_YOUR GOAL_: The exercise asks for every line of the data to be reproduced exactly.

_DATA SUPPLIED_:
• • • • • • •
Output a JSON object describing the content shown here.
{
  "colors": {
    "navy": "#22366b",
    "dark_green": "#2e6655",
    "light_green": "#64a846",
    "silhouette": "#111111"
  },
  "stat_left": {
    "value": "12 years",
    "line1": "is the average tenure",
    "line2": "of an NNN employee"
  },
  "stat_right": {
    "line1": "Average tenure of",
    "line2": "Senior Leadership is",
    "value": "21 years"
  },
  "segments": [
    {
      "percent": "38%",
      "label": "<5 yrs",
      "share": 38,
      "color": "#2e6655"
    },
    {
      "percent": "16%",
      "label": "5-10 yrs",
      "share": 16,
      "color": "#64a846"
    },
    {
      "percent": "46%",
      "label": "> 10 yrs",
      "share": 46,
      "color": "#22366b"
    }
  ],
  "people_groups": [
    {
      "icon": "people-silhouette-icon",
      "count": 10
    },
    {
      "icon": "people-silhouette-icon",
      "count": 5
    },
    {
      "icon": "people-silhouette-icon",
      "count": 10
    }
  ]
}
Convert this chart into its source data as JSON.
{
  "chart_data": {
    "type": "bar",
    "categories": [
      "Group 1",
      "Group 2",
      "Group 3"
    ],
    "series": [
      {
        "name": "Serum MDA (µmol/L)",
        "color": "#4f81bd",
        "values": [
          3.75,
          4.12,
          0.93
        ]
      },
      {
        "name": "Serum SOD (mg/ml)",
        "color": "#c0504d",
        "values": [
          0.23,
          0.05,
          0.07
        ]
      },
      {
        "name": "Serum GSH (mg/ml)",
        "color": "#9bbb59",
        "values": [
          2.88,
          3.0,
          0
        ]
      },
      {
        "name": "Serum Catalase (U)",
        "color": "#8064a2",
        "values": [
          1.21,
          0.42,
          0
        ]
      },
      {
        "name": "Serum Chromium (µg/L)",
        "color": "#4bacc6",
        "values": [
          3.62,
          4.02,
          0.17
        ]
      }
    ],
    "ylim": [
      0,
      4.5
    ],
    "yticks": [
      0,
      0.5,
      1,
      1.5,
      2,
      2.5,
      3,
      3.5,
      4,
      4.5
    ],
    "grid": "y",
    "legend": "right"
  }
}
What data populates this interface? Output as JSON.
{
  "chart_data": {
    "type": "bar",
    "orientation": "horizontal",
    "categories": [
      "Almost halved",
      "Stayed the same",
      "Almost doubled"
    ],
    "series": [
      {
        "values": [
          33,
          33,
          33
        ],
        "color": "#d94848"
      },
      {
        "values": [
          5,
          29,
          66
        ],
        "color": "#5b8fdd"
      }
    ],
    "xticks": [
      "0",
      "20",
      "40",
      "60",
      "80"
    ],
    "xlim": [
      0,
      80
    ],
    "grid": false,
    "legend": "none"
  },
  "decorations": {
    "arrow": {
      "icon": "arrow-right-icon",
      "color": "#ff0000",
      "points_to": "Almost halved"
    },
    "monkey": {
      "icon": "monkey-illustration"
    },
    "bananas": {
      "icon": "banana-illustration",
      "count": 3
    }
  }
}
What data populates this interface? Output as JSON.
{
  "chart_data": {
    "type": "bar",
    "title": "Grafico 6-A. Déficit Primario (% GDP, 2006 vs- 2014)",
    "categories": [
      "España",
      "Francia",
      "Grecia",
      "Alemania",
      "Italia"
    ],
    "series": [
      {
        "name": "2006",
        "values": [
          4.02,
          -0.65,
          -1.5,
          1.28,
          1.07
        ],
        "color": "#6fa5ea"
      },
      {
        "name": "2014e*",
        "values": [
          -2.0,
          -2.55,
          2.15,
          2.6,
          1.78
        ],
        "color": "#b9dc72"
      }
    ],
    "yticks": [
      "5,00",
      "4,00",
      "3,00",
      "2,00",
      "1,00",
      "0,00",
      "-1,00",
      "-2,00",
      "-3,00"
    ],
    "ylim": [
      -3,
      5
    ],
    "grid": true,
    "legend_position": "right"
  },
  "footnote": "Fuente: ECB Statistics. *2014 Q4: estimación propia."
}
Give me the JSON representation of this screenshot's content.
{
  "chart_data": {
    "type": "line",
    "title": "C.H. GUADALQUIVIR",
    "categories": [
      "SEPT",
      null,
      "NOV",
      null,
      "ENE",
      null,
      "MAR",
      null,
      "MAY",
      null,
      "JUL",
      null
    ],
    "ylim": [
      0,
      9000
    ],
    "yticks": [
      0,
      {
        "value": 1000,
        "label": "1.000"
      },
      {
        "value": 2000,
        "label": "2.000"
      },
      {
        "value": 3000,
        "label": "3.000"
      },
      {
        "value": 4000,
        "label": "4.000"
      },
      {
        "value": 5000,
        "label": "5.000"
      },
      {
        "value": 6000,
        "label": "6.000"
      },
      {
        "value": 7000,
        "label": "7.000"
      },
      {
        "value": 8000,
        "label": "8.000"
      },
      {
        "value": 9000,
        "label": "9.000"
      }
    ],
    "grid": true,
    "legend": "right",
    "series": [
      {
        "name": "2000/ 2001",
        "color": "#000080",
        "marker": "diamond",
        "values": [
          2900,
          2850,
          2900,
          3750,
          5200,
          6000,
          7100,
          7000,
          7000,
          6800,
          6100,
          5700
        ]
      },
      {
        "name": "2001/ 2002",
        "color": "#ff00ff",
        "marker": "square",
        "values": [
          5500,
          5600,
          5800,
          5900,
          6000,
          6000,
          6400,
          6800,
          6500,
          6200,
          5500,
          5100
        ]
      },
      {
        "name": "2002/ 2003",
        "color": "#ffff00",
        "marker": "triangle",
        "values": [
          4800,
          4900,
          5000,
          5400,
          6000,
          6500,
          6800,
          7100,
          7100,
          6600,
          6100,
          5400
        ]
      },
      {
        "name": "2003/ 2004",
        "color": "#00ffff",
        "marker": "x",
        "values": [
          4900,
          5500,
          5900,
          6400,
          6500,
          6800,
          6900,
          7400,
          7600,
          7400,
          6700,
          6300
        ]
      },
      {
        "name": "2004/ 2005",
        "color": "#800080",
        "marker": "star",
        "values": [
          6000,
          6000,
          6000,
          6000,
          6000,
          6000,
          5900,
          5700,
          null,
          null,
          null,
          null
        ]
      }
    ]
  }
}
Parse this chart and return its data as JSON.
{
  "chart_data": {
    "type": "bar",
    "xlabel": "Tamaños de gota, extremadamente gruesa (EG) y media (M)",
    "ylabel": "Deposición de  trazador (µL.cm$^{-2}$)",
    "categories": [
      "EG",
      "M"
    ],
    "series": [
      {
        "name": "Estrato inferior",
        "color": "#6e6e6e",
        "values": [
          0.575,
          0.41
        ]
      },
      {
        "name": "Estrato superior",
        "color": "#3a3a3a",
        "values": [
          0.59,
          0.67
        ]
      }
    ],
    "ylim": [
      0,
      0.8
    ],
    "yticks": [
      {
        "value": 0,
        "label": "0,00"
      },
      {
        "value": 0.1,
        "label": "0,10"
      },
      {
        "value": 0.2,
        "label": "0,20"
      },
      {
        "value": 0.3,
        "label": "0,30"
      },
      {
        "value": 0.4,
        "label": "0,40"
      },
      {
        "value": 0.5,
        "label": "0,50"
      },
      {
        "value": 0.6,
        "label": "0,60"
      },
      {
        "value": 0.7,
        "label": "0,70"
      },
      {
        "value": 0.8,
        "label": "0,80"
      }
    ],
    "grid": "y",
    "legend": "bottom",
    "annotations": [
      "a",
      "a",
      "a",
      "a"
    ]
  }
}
• • • • • • •
_SOLUTION TO THIS TASK_:
Output a JSON object describing the content shown here.
{
  "colors": {
    "navy": "#22366b",
    "dark_green": "#2e6655",
    "light_green": "#64a846",
    "silhouette": "#111111"
  },
  "stat_left": {
    "value": "12 years",
    "line1": "is the average tenure",
    "line2": "of an NNN employee"
  },
  "stat_right": {
    "line1": "Average tenure of",
    "line2": "Senior Leadership is",
    "value": "21 years"
  },
  "segments": [
    {
      "percent": "38%",
      "label": "<5 yrs",
      "share": 38,
      "color": "#2e6655"
    },
    {
      "percent": "16%",
      "label": "5-10 yrs",
      "share": 16,
      "color": "#64a846"
    },
    {
      "percent": "46%",
      "label": "> 10 yrs",
      "share": 46,
      "color": "#22366b"
    }
  ],
  "people_groups": [
    {
      "icon": "people-silhouette-icon",
      "count": 10
    },
    {
      "icon": "people-silhouette-icon",
      "count": 5
    },
    {
      "icon": "people-silhouette-icon",
      "count": 10
    }
  ]
}
Convert this chart into its source data as JSON.
{
  "chart_data": {
    "type": "bar",
    "categories": [
      "Group 1",
      "Group 2",
      "Group 3"
    ],
    "series": [
      {
        "name": "Serum MDA (µmol/L)",
        "color": "#4f81bd",
        "values": [
          3.75,
          4.12,
          0.93
        ]
      },
      {
        "name": "Serum SOD (mg/ml)",
        "color": "#c0504d",
        "values": [
          0.23,
          0.05,
          0.07
        ]
      },
      {
        "name": "Serum GSH (mg/ml)",
        "color": "#9bbb59",
        "values": [
          2.88,
          3.0,
          0
        ]
      },
      {
        "name": "Serum Catalase (U)",
        "color": "#8064a2",
        "values": [
          1.21,
          0.42,
          0
        ]
      },
      {
        "name": "Serum Chromium (µg/L)",
        "color": "#4bacc6",
        "values": [
          3.62,
          4.02,
          0.17
        ]
      }
    ],
    "ylim": [
      0,
      4.5
    ],
    "yticks": [
      0,
      0.5,
      1,
      1.5,
      2,
      2.5,
      3,
      3.5,
      4,
      4.5
    ],
    "grid": "y",
    "legend": "right"
  }
}
What data populates this interface? Output as JSON.
{
  "chart_data": {
    "type": "bar",
    "orientation": "horizontal",
    "categories": [
      "Almost halved",
      "Stayed the same",
      "Almost doubled"
    ],
    "series": [
      {
        "values": [
          33,
          33,
          33
        ],
        "color": "#d94848"
      },
      {
        "values": [
          5,
          29,
          66
        ],
        "color": "#5b8fdd"
      }
    ],
    "xticks": [
      "0",
      "20",
      "40",
      "60",
      "80"
    ],
    "xlim": [
      0,
      80
    ],
    "grid": false,
    "legend": "none"
  },
  "decorations": {
    "arrow": {
      "icon": "arrow-right-icon",
      "color": "#ff0000",
      "points_to": "Almost halved"
    },
    "monkey": {
      "icon": "monkey-illustration"
    },
    "bananas": {
      "icon": "banana-illustration",
      "count": 3
    }
  }
}
What data populates this interface? Output as JSON.
{
  "chart_data": {
    "type": "bar",
    "title": "Grafico 6-A. Déficit Primario (% GDP, 2006 vs- 2014)",
    "categories": [
      "España",
      "Francia",
      "Grecia",
      "Alemania",
      "Italia"
    ],
    "series": [
      {
        "name": "2006",
        "values": [
          4.02,
          -0.65,
          -1.5,
          1.28,
          1.07
        ],
        "color": "#6fa5ea"
      },
      {
        "name": "2014e*",
        "values": [
          -2.0,
          -2.55,
          2.15,
          2.6,
          1.78
        ],
        "color": "#b9dc72"
      }
    ],
    "yticks": [
      "5,00",
      "4,00",
      "3,00",
      "2,00",
      "1,00",
      "0,00",
      "-1,00",
      "-2,00",
      "-3,00"
    ],
    "ylim": [
      -3,
      5
    ],
    "grid": true,
    "legend_position": "right"
  },
  "footnote": "Fuente: ECB Statistics. *2014 Q4: estimación propia."
}
Give me the JSON representation of this screenshot's content.
{
  "chart_data": {
    "type": "line",
    "title": "C.H. GUADALQUIVIR",
    "categories": [
      "SEPT",
      null,
      "NOV",
      null,
      "ENE",
      null,
      "MAR",
      null,
      "MAY",
      null,
      "JUL",
      null
    ],
    "ylim": [
      0,
      9000
    ],
    "yticks": [
      0,
      {
        "value": 1000,
        "label": "1.000"
      },
      {
        "value": 2000,
        "label": "2.000"
      },
      {
        "value": 3000,
        "label": "3.000"
      },
      {
        "value": 4000,
        "label": "4.000"
      },
      {
        "value": 5000,
        "label": "5.000"
      },
      {
        "value": 6000,
        "label": "6.000"
      },
      {
        "value": 7000,
        "label": "7.000"
      },
      {
        "value": 8000,
        "label": "8.000"
      },
      {
        "value": 9000,
        "label": "9.000"
      }
    ],
    "grid": true,
    "legend": "right",
    "series": [
      {
        "name": "2000/ 2001",
        "color": "#000080",
        "marker": "diamond",
        "values": [
          2900,
          2850,
          2900,
          3750,
          5200,
          6000,
          7100,
          7000,
          7000,
          6800,
          6100,
          5700
        ]
      },
      {
        "name": "2001/ 2002",
        "color": "#ff00ff",
        "marker": "square",
        "values": [
          5500,
          5600,
          5800,
          5900,
          6000,
          6000,
          6400,
          6800,
          6500,
          6200,
          5500,
          5100
        ]
      },
      {
        "name": "2002/ 2003",
        "color": "#ffff00",
        "marker": "triangle",
        "values": [
          4800,
          4900,
          5000,
          5400,
          6000,
          6500,
          6800,
          7100,
          7100,
          6600,
          6100,
          5400
        ]
      },
      {
        "name": "2003/ 2004",
        "color": "#00ffff",
        "marker": "x",
        "values": [
          4900,
          5500,
          5900,
          6400,
          6500,
          6800,
          6900,
          7400,
          7600,
          7400,
          6700,
          6300
        ]
      },
      {
        "name": "2004/ 2005",
        "color": "#800080",
        "marker": "star",
        "values": [
          6000,
          6000,
          6000,
          6000,
          6000,
          6000,
          5900,
          5700,
          null,
          null,
          null,
          null
        ]
      }
    ]
  }
}
Parse this chart and return its data as JSON.
{
  "chart_data": {
    "type": "bar",
    "xlabel": "Tamaños de gota, extremadamente gruesa (EG) y media (M)",
    "ylabel": "Deposición de  trazador (µL.cm$^{-2}$)",
    "categories": [
      "EG",
      "M"
    ],
    "series": [
      {
        "name": "Estrato inferior",
        "color": "#6e6e6e",
        "values": [
          0.575,
          0.41
        ]
      },
      {
        "name": "Estrato superior",
        "color": "#3a3a3a",
        "values": [
          0.59,
          0.67
        ]
      }
    ],
    "ylim": [
      0,
      0.8
    ],
    "yticks": [
      {
        "value": 0,
        "label": "0,00"
      },
      {
        "value": 0.1,
        "label": "0,10"
      },
      {
        "value": 0.2,
        "label": "0,20"
      },
      {
        "value": 0.3,
        "label": "0,30"
      },
      {
        "value": 0.4,
        "label": "0,40"
      },
      {
        "value": 0.5,
        "label": "0,50"
      },
      {
        "value": 0.6,
        "label": "0,60"
      },
      {
        "value": 0.7,
        "label": "0,70"
      },
      {
        "value": 0.8,
        "label": "0,80"
      }
    ],
    "grid": "y",
    "legend": "bottom",
    "annotations": [
      "a",
      "a",
      "a",
      "a"
    ]
  }
}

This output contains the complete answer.